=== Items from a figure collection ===
## Start

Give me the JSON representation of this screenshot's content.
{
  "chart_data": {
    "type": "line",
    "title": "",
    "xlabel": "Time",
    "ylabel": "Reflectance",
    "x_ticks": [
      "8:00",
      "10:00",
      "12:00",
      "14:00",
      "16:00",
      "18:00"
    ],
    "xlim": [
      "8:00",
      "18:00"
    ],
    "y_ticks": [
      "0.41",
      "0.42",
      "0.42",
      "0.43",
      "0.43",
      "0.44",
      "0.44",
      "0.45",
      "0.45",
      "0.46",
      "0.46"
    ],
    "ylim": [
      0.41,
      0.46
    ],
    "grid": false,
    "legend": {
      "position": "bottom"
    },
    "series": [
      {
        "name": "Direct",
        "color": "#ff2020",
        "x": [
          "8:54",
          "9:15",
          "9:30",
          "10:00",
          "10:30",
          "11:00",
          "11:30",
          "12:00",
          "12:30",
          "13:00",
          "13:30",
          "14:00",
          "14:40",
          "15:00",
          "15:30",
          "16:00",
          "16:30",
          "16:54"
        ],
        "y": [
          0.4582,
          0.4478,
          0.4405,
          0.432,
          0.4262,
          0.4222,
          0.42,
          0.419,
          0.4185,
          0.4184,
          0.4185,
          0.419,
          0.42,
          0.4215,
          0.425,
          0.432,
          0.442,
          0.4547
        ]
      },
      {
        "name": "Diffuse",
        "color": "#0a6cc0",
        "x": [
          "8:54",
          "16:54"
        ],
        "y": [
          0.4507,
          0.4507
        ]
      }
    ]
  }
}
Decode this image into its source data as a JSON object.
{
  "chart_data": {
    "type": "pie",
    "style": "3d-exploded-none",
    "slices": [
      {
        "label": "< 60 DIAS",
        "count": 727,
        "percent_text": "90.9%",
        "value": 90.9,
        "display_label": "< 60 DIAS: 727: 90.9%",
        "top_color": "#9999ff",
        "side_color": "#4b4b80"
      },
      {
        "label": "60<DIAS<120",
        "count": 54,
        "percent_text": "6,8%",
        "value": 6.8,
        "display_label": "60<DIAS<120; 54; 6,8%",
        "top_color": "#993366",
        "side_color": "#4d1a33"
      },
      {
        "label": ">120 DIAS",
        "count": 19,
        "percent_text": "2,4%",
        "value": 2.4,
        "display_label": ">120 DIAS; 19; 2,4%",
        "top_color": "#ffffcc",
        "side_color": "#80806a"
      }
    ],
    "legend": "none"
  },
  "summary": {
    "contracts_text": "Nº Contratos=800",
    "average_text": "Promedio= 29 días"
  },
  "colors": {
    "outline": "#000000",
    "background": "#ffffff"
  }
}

## End

=== What you are asked to do ===
Tally up the lines in the records that contain the word "this" and give only the total.

=== Solution to the exercise ===
2